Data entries
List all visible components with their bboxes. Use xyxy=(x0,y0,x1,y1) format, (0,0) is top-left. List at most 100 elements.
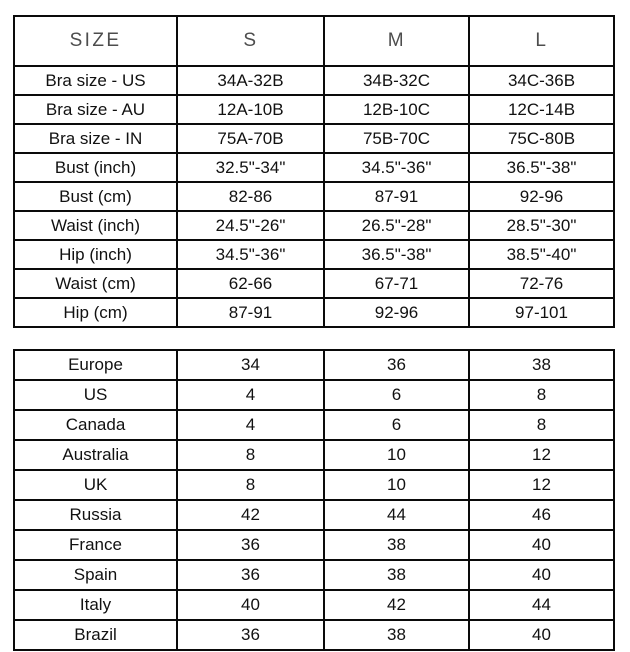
international-cell-medium: 10 xyxy=(323,439,470,471)
column-header-small: S xyxy=(176,15,325,67)
international-row-label: Italy xyxy=(13,589,178,621)
international-row-label: Spain xyxy=(13,559,178,591)
measurement-row-label: Bust (inch) xyxy=(13,152,178,183)
international-cell-large: 40 xyxy=(468,529,615,561)
table-row: Bust (inch) 32.5"-34" 34.5"-36" 36.5"-38" xyxy=(13,152,615,183)
table-row: Italy 40 42 44 xyxy=(13,589,615,621)
international-cell-small: 8 xyxy=(176,469,325,501)
table-header-row: SIZE S M L xyxy=(13,15,615,67)
measurement-row-label: Bra size - US xyxy=(13,65,178,96)
measurement-cell-small: 34.5"-36" xyxy=(176,239,325,270)
measurement-cell-medium: 26.5"-28" xyxy=(323,210,470,241)
measurement-cell-medium: 36.5"-38" xyxy=(323,239,470,270)
international-cell-small: 40 xyxy=(176,589,325,621)
measurement-cell-medium: 75B-70C xyxy=(323,123,470,154)
international-cell-large: 8 xyxy=(468,379,615,411)
measurement-row-label: Hip (cm) xyxy=(13,297,178,328)
international-cell-small: 36 xyxy=(176,529,325,561)
table-row: Hip (inch) 34.5"-36" 36.5"-38" 38.5"-40" xyxy=(13,239,615,270)
international-cell-small: 4 xyxy=(176,409,325,441)
measurement-cell-small: 62-66 xyxy=(176,268,325,299)
table-row: France 36 38 40 xyxy=(13,529,615,561)
measurement-cell-medium: 67-71 xyxy=(323,268,470,299)
international-cell-medium: 44 xyxy=(323,499,470,531)
measurement-cell-small: 82-86 xyxy=(176,181,325,212)
table-row: Bra size - US 34A-32B 34B-32C 34C-36B xyxy=(13,65,615,96)
international-row-label: Australia xyxy=(13,439,178,471)
international-cell-large: 40 xyxy=(468,559,615,591)
table-row: Russia 42 44 46 xyxy=(13,499,615,531)
international-cell-medium: 10 xyxy=(323,469,470,501)
measurement-cell-large: 38.5"-40" xyxy=(468,239,615,270)
column-header-size: SIZE xyxy=(13,15,178,67)
measurement-cell-large: 97-101 xyxy=(468,297,615,328)
international-row-label: France xyxy=(13,529,178,561)
measurement-cell-small: 32.5"-34" xyxy=(176,152,325,183)
international-row-label: Brazil xyxy=(13,619,178,651)
international-cell-small: 4 xyxy=(176,379,325,411)
international-cell-small: 8 xyxy=(176,439,325,471)
international-cell-large: 46 xyxy=(468,499,615,531)
measurement-cell-small: 34A-32B xyxy=(176,65,325,96)
international-cell-medium: 38 xyxy=(323,529,470,561)
table-row: Bra size - IN 75A-70B 75B-70C 75C-80B xyxy=(13,123,615,154)
measurement-table-header: SIZE S M L xyxy=(13,15,615,67)
measurement-row-label: Bra size - IN xyxy=(13,123,178,154)
measurement-cell-small: 12A-10B xyxy=(176,94,325,125)
international-row-label: Russia xyxy=(13,499,178,531)
measurement-size-table: SIZE S M L Bra size - US 34A-32B 34B-32C 34… xyxy=(13,15,615,328)
international-row-label: Europe xyxy=(13,349,178,381)
measurement-cell-large: 72-76 xyxy=(468,268,615,299)
table-row: UK 8 10 12 xyxy=(13,469,615,501)
table-row: Spain 36 38 40 xyxy=(13,559,615,591)
international-cell-medium: 42 xyxy=(323,589,470,621)
international-cell-large: 8 xyxy=(468,409,615,441)
international-cell-small: 36 xyxy=(176,619,325,651)
international-cell-large: 40 xyxy=(468,619,615,651)
measurement-cell-small: 87-91 xyxy=(176,297,325,328)
table-row: Waist (inch) 24.5"-26" 26.5"-28" 28.5"-30" xyxy=(13,210,615,241)
table-row: Australia 8 10 12 xyxy=(13,439,615,471)
table-row: Bust (cm) 82-86 87-91 92-96 xyxy=(13,181,615,212)
international-cell-large: 44 xyxy=(468,589,615,621)
table-row: Bra size - AU 12A-10B 12B-10C 12C-14B xyxy=(13,94,615,125)
measurement-cell-medium: 87-91 xyxy=(323,181,470,212)
table-row: Waist (cm) 62-66 67-71 72-76 xyxy=(13,268,615,299)
measurement-cell-small: 24.5"-26" xyxy=(176,210,325,241)
measurement-cell-large: 12C-14B xyxy=(468,94,615,125)
international-cell-small: 36 xyxy=(176,559,325,591)
international-cell-small: 34 xyxy=(176,349,325,381)
table-row: Hip (cm) 87-91 92-96 97-101 xyxy=(13,297,615,328)
measurement-row-label: Hip (inch) xyxy=(13,239,178,270)
measurement-cell-large: 75C-80B xyxy=(468,123,615,154)
international-cell-medium: 38 xyxy=(323,619,470,651)
international-row-label: Canada xyxy=(13,409,178,441)
measurement-row-label: Waist (cm) xyxy=(13,268,178,299)
measurement-cell-large: 28.5"-30" xyxy=(468,210,615,241)
measurement-cell-large: 36.5"-38" xyxy=(468,152,615,183)
international-cell-medium: 6 xyxy=(323,379,470,411)
measurement-cell-medium: 92-96 xyxy=(323,297,470,328)
measurement-row-label: Waist (inch) xyxy=(13,210,178,241)
international-cell-small: 42 xyxy=(176,499,325,531)
international-cell-large: 12 xyxy=(468,439,615,471)
measurement-cell-small: 75A-70B xyxy=(176,123,325,154)
measurement-cell-large: 34C-36B xyxy=(468,65,615,96)
table-row: US 4 6 8 xyxy=(13,379,615,411)
international-row-label: US xyxy=(13,379,178,411)
measurement-row-label: Bust (cm) xyxy=(13,181,178,212)
measurement-cell-medium: 34.5"-36" xyxy=(323,152,470,183)
international-table-body: Europe 34 36 38 US 4 6 8 Canada 4 6 8 Australia 8 10 12… xyxy=(13,349,615,651)
international-cell-medium: 6 xyxy=(323,409,470,441)
international-cell-large: 38 xyxy=(468,349,615,381)
column-header-large: L xyxy=(468,15,615,67)
column-header-medium: M xyxy=(323,15,470,67)
international-cell-medium: 36 xyxy=(323,349,470,381)
measurement-row-label: Bra size - AU xyxy=(13,94,178,125)
measurement-cell-medium: 34B-32C xyxy=(323,65,470,96)
table-row: Canada 4 6 8 xyxy=(13,409,615,441)
measurement-cell-large: 92-96 xyxy=(468,181,615,212)
measurement-cell-medium: 12B-10C xyxy=(323,94,470,125)
international-size-table: Europe 34 36 38 US 4 6 8 Canada 4 6 8 Australia 8 10 12… xyxy=(13,349,615,651)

**Exercise task**
Please retype every line of the material above word for word, leaving out the pictures.

**Output for this task**
List all visible components with their bboxes. Use xyxy=(x0,y0,x1,y1) format, (0,0) is top-left. List at most 100 elements.
international-cell-medium: 10 xyxy=(323,439,470,471)
column-header-small: S xyxy=(176,15,325,67)
international-row-label: Italy xyxy=(13,589,178,621)
international-row-label: Spain xyxy=(13,559,178,591)
measurement-row-label: Bust (inch) xyxy=(13,152,178,183)
international-cell-large: 40 xyxy=(468,529,615,561)
table-row: Bust (inch) 32.5"-34" 34.5"-36" 36.5"-38" xyxy=(13,152,615,183)
table-row: Italy 40 42 44 xyxy=(13,589,615,621)
international-cell-small: 8 xyxy=(176,469,325,501)
table-header-row: SIZE S M L xyxy=(13,15,615,67)
measurement-row-label: Bra size - US xyxy=(13,65,178,96)
measurement-cell-small: 34.5"-36" xyxy=(176,239,325,270)
measurement-cell-medium: 26.5"-28" xyxy=(323,210,470,241)
measurement-cell-medium: 36.5"-38" xyxy=(323,239,470,270)
international-cell-small: 40 xyxy=(176,589,325,621)
measurement-cell-medium: 75B-70C xyxy=(323,123,470,154)
international-cell-large: 8 xyxy=(468,379,615,411)
measurement-row-label: Hip (cm) xyxy=(13,297,178,328)
international-cell-small: 36 xyxy=(176,529,325,561)
table-row: Hip (inch) 34.5"-36" 36.5"-38" 38.5"-40" xyxy=(13,239,615,270)
international-cell-small: 4 xyxy=(176,409,325,441)
measurement-cell-small: 62-66 xyxy=(176,268,325,299)
table-row: France 36 38 40 xyxy=(13,529,615,561)
measurement-cell-medium: 67-71 xyxy=(323,268,470,299)
international-cell-medium: 44 xyxy=(323,499,470,531)
measurement-cell-small: 82-86 xyxy=(176,181,325,212)
table-row: Bra size - US 34A-32B 34B-32C 34C-36B xyxy=(13,65,615,96)
international-row-label: Australia xyxy=(13,439,178,471)
international-cell-large: 40 xyxy=(468,559,615,591)
table-row: Russia 42 44 46 xyxy=(13,499,615,531)
international-cell-medium: 10 xyxy=(323,469,470,501)
measurement-cell-large: 38.5"-40" xyxy=(468,239,615,270)
column-header-size: SIZE xyxy=(13,15,178,67)
measurement-cell-large: 97-101 xyxy=(468,297,615,328)
international-row-label: France xyxy=(13,529,178,561)
measurement-cell-small: 32.5"-34" xyxy=(176,152,325,183)
international-row-label: Brazil xyxy=(13,619,178,651)
international-cell-small: 4 xyxy=(176,379,325,411)
international-cell-small: 8 xyxy=(176,439,325,471)
international-cell-large: 46 xyxy=(468,499,615,531)
measurement-cell-small: 34A-32B xyxy=(176,65,325,96)
international-cell-medium: 38 xyxy=(323,529,470,561)
table-row: Bra size - IN 75A-70B 75B-70C 75C-80B xyxy=(13,123,615,154)
measurement-table-header: SIZE S M L xyxy=(13,15,615,67)
measurement-row-label: Bra size - IN xyxy=(13,123,178,154)
measurement-cell-small: 12A-10B xyxy=(176,94,325,125)
international-row-label: Russia xyxy=(13,499,178,531)
measurement-size-table: SIZE S M L Bra size - US 34A-32B 34B-32C 34… xyxy=(13,15,615,328)
international-row-label: Europe xyxy=(13,349,178,381)
measurement-cell-large: 72-76 xyxy=(468,268,615,299)
table-row: UK 8 10 12 xyxy=(13,469,615,501)
table-row: Spain 36 38 40 xyxy=(13,559,615,591)
international-cell-medium: 42 xyxy=(323,589,470,621)
international-cell-large: 8 xyxy=(468,409,615,441)
international-cell-small: 36 xyxy=(176,619,325,651)
international-cell-large: 40 xyxy=(468,619,615,651)
measurement-cell-small: 87-91 xyxy=(176,297,325,328)
table-row: Waist (inch) 24.5"-26" 26.5"-28" 28.5"-30" xyxy=(13,210,615,241)
table-row: Australia 8 10 12 xyxy=(13,439,615,471)
table-row: Bust (cm) 82-86 87-91 92-96 xyxy=(13,181,615,212)
international-cell-large: 44 xyxy=(468,589,615,621)
table-row: Bra size - AU 12A-10B 12B-10C 12C-14B xyxy=(13,94,615,125)
measurement-cell-medium: 87-91 xyxy=(323,181,470,212)
table-row: Waist (cm) 62-66 67-71 72-76 xyxy=(13,268,615,299)
measurement-cell-small: 24.5"-26" xyxy=(176,210,325,241)
measurement-cell-large: 12C-14B xyxy=(468,94,615,125)
international-cell-small: 36 xyxy=(176,559,325,591)
international-cell-small: 34 xyxy=(176,349,325,381)
table-row: Hip (cm) 87-91 92-96 97-101 xyxy=(13,297,615,328)
measurement-row-label: Hip (inch) xyxy=(13,239,178,270)
measurement-cell-large: 75C-80B xyxy=(468,123,615,154)
international-cell-medium: 38 xyxy=(323,619,470,651)
international-row-label: Canada xyxy=(13,409,178,441)
measurement-row-label: Waist (cm) xyxy=(13,268,178,299)
measurement-cell-large: 28.5"-30" xyxy=(468,210,615,241)
measurement-cell-large: 36.5"-38" xyxy=(468,152,615,183)
international-cell-medium: 6 xyxy=(323,379,470,411)
measurement-cell-medium: 92-96 xyxy=(323,297,470,328)
measurement-row-label: Waist (inch) xyxy=(13,210,178,241)
international-cell-small: 42 xyxy=(176,499,325,531)
international-cell-large: 12 xyxy=(468,439,615,471)
measurement-cell-small: 75A-70B xyxy=(176,123,325,154)
measurement-cell-large: 34C-36B xyxy=(468,65,615,96)
table-row: US 4 6 8 xyxy=(13,379,615,411)
international-row-label: US xyxy=(13,379,178,411)
measurement-row-label: Bust (cm) xyxy=(13,181,178,212)
measurement-cell-medium: 34.5"-36" xyxy=(323,152,470,183)
international-table-body: Europe 34 36 38 US 4 6 8 Canada 4 6 8 Australia 8 10 12… xyxy=(13,349,615,651)
international-cell-medium: 6 xyxy=(323,409,470,441)
international-cell-large: 38 xyxy=(468,349,615,381)
column-header-large: L xyxy=(468,15,615,67)
column-header-medium: M xyxy=(323,15,470,67)
international-cell-medium: 36 xyxy=(323,349,470,381)
measurement-row-label: Bra size - AU xyxy=(13,94,178,125)
measurement-cell-medium: 34B-32C xyxy=(323,65,470,96)
table-row: Canada 4 6 8 xyxy=(13,409,615,441)
measurement-cell-large: 92-96 xyxy=(468,181,615,212)
measurement-cell-medium: 12B-10C xyxy=(323,94,470,125)
international-size-table: Europe 34 36 38 US 4 6 8 Canada 4 6 8 Australia 8 10 12… xyxy=(13,349,615,651)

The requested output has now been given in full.